_TASK BRIEF_.
The records that follow are to be repeated without alteration.

_RAW RECORDS_.
◆ ◆ ◆

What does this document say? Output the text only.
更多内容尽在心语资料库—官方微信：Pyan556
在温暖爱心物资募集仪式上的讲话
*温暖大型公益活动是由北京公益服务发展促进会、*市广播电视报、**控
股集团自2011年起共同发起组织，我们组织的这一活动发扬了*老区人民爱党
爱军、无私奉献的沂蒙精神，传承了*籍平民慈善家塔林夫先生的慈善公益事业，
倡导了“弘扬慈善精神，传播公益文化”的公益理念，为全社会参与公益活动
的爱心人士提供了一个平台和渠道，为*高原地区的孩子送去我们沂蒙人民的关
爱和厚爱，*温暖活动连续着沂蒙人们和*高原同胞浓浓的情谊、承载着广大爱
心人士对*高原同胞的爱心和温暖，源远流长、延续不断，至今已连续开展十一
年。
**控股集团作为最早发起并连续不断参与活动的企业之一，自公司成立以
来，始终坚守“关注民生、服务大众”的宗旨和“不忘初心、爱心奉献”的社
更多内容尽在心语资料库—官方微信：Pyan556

◆ ◆ ◆

_SOLUTION TO THE PROBLEM_.
What does this document say? Output the text only.
更多内容尽在心语资料库—官方微信：Pyan556
在温暖爱心物资募集仪式上的讲话
*温暖大型公益活动是由北京公益服务发展促进会、*市广播电视报、**控
股集团自2011年起共同发起组织，我们组织的这一活动发扬了*老区人民爱党
爱军、无私奉献的沂蒙精神，传承了*籍平民慈善家塔林夫先生的慈善公益事业，
倡导了“弘扬慈善精神，传播公益文化”的公益理念，为全社会参与公益活动
的爱心人士提供了一个平台和渠道，为*高原地区的孩子送去我们沂蒙人民的关
爱和厚爱，*温暖活动连续着沂蒙人们和*高原同胞浓浓的情谊、承载着广大爱
心人士对*高原同胞的爱心和温暖，源远流长、延续不断，至今已连续开展十一
年。
**控股集团作为最早发起并连续不断参与活动的企业之一，自公司成立以
来，始终坚守“关注民生、服务大众”的宗旨和“不忘初心、爱心奉献”的社
更多内容尽在心语资料库—官方微信：Pyan556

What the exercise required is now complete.